Quote the records beneath, complete and exact. Leave out images.

(Figure record listings)
★ ★ ★

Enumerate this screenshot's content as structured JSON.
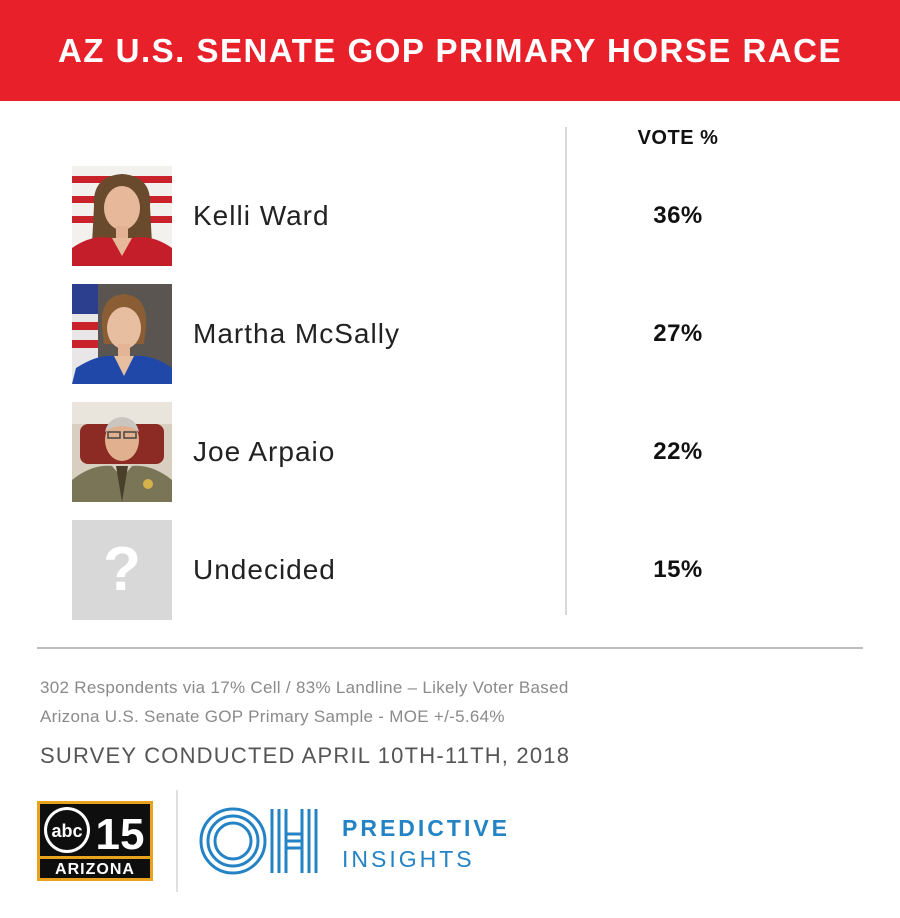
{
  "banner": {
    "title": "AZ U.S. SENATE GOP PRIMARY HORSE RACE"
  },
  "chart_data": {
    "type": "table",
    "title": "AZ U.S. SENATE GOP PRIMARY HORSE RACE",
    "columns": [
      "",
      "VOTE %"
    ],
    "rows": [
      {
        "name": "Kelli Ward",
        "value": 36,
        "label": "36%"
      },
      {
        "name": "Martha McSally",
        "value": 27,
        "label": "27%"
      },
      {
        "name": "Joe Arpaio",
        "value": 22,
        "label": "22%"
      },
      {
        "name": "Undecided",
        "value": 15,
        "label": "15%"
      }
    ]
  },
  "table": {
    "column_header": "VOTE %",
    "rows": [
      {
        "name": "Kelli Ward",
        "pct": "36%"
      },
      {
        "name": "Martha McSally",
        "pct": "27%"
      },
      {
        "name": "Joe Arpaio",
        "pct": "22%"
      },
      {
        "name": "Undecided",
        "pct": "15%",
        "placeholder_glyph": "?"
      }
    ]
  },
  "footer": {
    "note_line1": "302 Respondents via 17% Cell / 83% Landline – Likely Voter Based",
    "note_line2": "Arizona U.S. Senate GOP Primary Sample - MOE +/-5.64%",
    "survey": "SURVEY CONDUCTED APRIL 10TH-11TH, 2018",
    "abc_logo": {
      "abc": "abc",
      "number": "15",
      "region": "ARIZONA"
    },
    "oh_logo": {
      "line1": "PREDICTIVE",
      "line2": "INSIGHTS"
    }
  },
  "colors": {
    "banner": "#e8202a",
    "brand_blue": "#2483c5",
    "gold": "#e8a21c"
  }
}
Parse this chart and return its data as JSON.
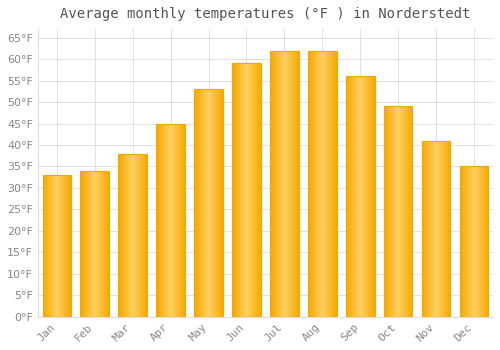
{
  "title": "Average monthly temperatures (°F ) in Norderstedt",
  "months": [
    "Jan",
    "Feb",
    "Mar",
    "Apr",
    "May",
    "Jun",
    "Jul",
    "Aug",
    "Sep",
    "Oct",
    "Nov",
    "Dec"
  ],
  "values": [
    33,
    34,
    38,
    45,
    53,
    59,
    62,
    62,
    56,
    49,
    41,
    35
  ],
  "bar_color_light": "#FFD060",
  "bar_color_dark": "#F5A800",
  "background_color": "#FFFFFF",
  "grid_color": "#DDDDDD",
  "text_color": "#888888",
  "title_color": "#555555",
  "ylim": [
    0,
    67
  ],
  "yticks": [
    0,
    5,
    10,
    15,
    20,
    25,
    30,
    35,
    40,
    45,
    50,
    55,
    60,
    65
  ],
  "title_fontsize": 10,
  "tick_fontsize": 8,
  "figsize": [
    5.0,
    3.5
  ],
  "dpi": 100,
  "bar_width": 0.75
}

★ ★ ★

• [Result for this exercise]
Enumerate this screenshot's content as structured JSON.
{
  "banner": {
    "title": "AZ U.S. SENATE GOP PRIMARY HORSE RACE"
  },
  "chart_data": {
    "type": "table",
    "title": "AZ U.S. SENATE GOP PRIMARY HORSE RACE",
    "columns": [
      "",
      "VOTE %"
    ],
    "rows": [
      {
        "name": "Kelli Ward",
        "value": 36,
        "label": "36%"
      },
      {
        "name": "Martha McSally",
        "value": 27,
        "label": "27%"
      },
      {
        "name": "Joe Arpaio",
        "value": 22,
        "label": "22%"
      },
      {
        "name": "Undecided",
        "value": 15,
        "label": "15%"
      }
    ]
  },
  "table": {
    "column_header": "VOTE %",
    "rows": [
      {
        "name": "Kelli Ward",
        "pct": "36%"
      },
      {
        "name": "Martha McSally",
        "pct": "27%"
      },
      {
        "name": "Joe Arpaio",
        "pct": "22%"
      },
      {
        "name": "Undecided",
        "pct": "15%",
        "placeholder_glyph": "?"
      }
    ]
  },
  "footer": {
    "note_line1": "302 Respondents via 17% Cell / 83% Landline – Likely Voter Based",
    "note_line2": "Arizona U.S. Senate GOP Primary Sample - MOE +/-5.64%",
    "survey": "SURVEY CONDUCTED APRIL 10TH-11TH, 2018",
    "abc_logo": {
      "abc": "abc",
      "number": "15",
      "region": "ARIZONA"
    },
    "oh_logo": {
      "line1": "PREDICTIVE",
      "line2": "INSIGHTS"
    }
  },
  "colors": {
    "banner": "#e8202a",
    "brand_blue": "#2483c5",
    "gold": "#e8a21c"
  }
}
Parse this chart and return its data as JSON.
{
  "title": "Average monthly temperatures (°F ) in Norderstedt",
  "months": [
    "Jan",
    "Feb",
    "Mar",
    "Apr",
    "May",
    "Jun",
    "Jul",
    "Aug",
    "Sep",
    "Oct",
    "Nov",
    "Dec"
  ],
  "values": [
    33,
    34,
    38,
    45,
    53,
    59,
    62,
    62,
    56,
    49,
    41,
    35
  ],
  "bar_color_light": "#FFD060",
  "bar_color_dark": "#F5A800",
  "background_color": "#FFFFFF",
  "grid_color": "#DDDDDD",
  "text_color": "#888888",
  "title_color": "#555555",
  "ylim": [
    0,
    67
  ],
  "yticks": [
    0,
    5,
    10,
    15,
    20,
    25,
    30,
    35,
    40,
    45,
    50,
    55,
    60,
    65
  ],
  "title_fontsize": 10,
  "tick_fontsize": 8,
  "figsize": [
    5.0,
    3.5
  ],
  "dpi": 100,
  "bar_width": 0.75
}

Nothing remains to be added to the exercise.